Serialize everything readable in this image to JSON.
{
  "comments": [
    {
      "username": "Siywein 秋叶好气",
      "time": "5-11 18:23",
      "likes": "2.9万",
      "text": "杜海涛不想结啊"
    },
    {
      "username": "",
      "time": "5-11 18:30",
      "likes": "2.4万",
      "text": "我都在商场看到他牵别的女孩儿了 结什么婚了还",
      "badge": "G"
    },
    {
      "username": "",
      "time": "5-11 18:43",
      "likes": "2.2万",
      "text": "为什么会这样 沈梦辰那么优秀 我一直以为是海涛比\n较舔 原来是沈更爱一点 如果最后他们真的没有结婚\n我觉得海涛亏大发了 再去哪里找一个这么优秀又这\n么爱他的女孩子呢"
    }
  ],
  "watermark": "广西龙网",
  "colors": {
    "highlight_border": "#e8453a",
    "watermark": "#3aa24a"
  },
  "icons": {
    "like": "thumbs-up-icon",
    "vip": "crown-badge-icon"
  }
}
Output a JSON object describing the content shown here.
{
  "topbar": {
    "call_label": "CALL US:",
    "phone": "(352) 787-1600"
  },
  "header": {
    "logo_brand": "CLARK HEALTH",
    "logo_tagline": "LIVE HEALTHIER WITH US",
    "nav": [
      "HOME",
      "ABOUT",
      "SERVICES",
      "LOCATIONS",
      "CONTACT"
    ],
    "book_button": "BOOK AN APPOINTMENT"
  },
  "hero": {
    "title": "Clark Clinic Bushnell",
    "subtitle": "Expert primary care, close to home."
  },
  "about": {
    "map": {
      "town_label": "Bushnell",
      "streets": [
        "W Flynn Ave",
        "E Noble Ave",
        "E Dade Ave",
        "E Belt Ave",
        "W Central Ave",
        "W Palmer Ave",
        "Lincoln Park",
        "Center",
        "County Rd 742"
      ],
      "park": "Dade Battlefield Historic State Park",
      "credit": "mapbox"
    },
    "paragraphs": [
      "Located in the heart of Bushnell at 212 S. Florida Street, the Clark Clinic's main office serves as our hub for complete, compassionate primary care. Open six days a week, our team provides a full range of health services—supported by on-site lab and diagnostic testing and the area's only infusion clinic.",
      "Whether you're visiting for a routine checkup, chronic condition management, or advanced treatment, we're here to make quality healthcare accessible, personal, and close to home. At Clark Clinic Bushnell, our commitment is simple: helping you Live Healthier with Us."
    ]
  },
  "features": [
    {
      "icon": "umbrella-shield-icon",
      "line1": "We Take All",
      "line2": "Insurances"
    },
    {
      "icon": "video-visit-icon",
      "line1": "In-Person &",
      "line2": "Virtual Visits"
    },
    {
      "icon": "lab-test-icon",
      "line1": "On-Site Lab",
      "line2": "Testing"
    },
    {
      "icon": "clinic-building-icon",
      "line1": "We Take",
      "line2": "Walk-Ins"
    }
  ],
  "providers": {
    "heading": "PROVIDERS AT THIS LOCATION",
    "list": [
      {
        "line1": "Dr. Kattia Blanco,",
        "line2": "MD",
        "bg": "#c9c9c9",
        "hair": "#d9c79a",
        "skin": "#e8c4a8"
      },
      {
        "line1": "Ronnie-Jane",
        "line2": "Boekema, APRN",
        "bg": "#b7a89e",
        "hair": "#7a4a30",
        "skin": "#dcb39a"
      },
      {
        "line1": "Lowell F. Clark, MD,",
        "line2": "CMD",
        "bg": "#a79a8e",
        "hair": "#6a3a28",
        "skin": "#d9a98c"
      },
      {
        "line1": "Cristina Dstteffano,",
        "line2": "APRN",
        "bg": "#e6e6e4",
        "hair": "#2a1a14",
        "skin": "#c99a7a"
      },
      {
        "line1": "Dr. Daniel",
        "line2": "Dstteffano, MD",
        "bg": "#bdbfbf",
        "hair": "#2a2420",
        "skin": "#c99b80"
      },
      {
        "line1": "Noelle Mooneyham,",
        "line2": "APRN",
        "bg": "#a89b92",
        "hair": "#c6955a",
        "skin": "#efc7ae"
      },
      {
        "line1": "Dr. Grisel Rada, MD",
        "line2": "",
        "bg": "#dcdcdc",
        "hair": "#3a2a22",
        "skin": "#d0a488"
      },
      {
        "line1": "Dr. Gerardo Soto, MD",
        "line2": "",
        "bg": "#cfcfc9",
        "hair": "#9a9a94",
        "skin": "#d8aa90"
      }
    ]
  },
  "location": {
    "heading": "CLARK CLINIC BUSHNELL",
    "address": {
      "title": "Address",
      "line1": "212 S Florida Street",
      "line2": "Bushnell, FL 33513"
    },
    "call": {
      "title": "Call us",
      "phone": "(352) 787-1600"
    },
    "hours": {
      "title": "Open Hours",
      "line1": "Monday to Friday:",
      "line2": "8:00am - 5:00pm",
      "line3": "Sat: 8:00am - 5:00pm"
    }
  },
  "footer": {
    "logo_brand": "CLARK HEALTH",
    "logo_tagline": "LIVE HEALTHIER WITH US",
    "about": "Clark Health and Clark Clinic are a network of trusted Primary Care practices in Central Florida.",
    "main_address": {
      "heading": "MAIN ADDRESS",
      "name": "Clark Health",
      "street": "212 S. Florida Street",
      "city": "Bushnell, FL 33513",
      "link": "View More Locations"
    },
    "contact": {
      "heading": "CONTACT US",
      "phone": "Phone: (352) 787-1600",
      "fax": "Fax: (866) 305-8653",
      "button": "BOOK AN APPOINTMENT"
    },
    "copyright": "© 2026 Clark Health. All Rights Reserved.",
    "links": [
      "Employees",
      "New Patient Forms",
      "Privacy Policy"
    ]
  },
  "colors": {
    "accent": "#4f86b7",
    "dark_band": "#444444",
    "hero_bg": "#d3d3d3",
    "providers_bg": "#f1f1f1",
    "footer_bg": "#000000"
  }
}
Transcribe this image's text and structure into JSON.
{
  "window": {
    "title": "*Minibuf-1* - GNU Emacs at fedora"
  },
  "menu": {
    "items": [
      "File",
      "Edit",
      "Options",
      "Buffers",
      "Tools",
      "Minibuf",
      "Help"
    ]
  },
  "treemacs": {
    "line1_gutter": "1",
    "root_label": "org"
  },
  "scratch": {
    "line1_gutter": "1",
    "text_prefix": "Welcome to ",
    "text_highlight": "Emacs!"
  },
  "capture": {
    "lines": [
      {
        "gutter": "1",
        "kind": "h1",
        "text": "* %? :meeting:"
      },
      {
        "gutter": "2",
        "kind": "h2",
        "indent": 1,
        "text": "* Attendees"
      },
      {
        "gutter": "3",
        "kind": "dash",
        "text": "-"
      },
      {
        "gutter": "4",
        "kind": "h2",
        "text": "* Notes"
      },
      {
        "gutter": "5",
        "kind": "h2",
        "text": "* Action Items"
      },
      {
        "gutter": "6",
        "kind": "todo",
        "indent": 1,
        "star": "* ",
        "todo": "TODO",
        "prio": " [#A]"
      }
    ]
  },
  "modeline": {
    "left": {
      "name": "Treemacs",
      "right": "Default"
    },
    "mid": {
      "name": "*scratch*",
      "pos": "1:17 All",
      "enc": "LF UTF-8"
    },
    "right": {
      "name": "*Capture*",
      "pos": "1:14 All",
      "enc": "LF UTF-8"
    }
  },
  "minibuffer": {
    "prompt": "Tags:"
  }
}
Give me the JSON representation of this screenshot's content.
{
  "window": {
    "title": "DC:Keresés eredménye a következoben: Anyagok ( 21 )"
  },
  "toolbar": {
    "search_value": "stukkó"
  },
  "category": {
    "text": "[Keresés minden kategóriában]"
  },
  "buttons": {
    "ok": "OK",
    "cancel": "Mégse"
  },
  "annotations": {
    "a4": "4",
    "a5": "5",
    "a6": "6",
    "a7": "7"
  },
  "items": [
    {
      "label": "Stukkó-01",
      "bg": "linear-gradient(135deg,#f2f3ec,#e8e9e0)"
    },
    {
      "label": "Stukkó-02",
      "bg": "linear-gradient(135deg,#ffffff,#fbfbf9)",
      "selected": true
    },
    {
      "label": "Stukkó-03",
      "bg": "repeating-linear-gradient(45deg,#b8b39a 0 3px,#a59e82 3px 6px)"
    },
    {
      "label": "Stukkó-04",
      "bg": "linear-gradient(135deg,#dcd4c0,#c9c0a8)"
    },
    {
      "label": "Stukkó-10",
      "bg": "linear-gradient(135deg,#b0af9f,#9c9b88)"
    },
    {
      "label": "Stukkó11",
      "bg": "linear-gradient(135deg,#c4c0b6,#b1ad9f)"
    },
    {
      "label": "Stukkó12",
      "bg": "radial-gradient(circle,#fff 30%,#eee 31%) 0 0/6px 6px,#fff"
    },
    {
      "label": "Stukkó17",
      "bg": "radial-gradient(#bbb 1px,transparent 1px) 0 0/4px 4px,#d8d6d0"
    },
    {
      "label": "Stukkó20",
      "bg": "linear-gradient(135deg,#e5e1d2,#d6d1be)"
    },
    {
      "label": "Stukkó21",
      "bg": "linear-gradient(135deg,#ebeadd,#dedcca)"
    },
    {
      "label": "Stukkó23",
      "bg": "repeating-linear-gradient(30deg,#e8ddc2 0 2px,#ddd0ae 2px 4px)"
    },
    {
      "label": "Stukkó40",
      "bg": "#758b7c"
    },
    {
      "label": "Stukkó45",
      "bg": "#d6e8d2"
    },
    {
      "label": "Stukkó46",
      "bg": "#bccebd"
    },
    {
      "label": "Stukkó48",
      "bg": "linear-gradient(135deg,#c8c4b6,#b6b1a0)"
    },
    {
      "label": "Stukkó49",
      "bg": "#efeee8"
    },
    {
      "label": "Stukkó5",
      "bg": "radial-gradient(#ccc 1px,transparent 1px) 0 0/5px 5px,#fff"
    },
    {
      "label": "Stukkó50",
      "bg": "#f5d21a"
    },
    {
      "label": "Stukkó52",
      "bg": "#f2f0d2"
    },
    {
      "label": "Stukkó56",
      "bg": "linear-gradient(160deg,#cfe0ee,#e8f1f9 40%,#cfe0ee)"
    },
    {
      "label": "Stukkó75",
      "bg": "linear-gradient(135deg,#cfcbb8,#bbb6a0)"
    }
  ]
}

* * * * *

SET PROBLEM
Extract each line from the entries above that contains the string "BOOK".

SOLUTION BELOW
    "book_button": "BOOK AN APPOINTMENT"
      "button": "BOOK AN APPOINTMENT"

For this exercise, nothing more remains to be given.